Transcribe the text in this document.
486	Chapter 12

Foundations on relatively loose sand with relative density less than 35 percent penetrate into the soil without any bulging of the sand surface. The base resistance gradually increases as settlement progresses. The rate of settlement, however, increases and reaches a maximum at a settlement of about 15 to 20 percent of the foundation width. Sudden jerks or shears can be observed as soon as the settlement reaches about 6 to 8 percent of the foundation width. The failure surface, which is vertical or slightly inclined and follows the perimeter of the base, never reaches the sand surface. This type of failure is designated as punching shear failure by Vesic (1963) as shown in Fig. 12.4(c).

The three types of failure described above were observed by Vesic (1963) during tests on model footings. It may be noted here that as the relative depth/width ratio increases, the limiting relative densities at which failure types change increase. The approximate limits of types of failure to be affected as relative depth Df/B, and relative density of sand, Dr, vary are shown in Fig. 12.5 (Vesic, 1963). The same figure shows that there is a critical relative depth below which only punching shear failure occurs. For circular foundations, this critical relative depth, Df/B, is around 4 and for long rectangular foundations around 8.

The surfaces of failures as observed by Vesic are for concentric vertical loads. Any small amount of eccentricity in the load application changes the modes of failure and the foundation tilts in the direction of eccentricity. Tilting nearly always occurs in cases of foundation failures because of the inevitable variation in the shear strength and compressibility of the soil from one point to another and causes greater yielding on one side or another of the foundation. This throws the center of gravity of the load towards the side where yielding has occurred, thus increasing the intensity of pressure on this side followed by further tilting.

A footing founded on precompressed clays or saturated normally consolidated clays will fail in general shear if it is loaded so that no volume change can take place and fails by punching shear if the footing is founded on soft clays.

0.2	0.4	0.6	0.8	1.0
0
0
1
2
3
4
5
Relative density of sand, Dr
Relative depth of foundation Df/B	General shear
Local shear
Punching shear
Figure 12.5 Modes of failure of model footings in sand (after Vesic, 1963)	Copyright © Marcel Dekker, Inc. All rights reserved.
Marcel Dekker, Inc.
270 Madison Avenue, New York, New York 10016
===============
Using the data above, return each line exactly as written.

Transcribe the text in this document.
486	Chapter 12

Foundations on relatively loose sand with relative density less than 35 percent penetrate into the soil without any bulging of the sand surface. The base resistance gradually increases as settlement progresses. The rate of settlement, however, increases and reaches a maximum at a settlement of about 15 to 20 percent of the foundation width. Sudden jerks or shears can be observed as soon as the settlement reaches about 6 to 8 percent of the foundation width. The failure surface, which is vertical or slightly inclined and follows the perimeter of the base, never reaches the sand surface. This type of failure is designated as punching shear failure by Vesic (1963) as shown in Fig. 12.4(c).

The three types of failure described above were observed by Vesic (1963) during tests on model footings. It may be noted here that as the relative depth/width ratio increases, the limiting relative densities at which failure types change increase. The approximate limits of types of failure to be affected as relative depth Df/B, and relative density of sand, Dr, vary are shown in Fig. 12.5 (Vesic, 1963). The same figure shows that there is a critical relative depth below which only punching shear failure occurs. For circular foundations, this critical relative depth, Df/B, is around 4 and for long rectangular foundations around 8.

The surfaces of failures as observed by Vesic are for concentric vertical loads. Any small amount of eccentricity in the load application changes the modes of failure and the foundation tilts in the direction of eccentricity. Tilting nearly always occurs in cases of foundation failures because of the inevitable variation in the shear strength and compressibility of the soil from one point to another and causes greater yielding on one side or another of the foundation. This throws the center of gravity of the load towards the side where yielding has occurred, thus increasing the intensity of pressure on this side followed by further tilting.

A footing founded on precompressed clays or saturated normally consolidated clays will fail in general shear if it is loaded so that no volume change can take place and fails by punching shear if the footing is founded on soft clays.

0.2	0.4	0.6	0.8	1.0
0
0
1
2
3
4
5
Relative density of sand, Dr
Relative depth of foundation Df/B	General shear
Local shear
Punching shear
Figure 12.5 Modes of failure of model footings in sand (after Vesic, 1963)	Copyright © Marcel Dekker, Inc. All rights reserved.
Marcel Dekker, Inc.
270 Madison Avenue, New York, New York 10016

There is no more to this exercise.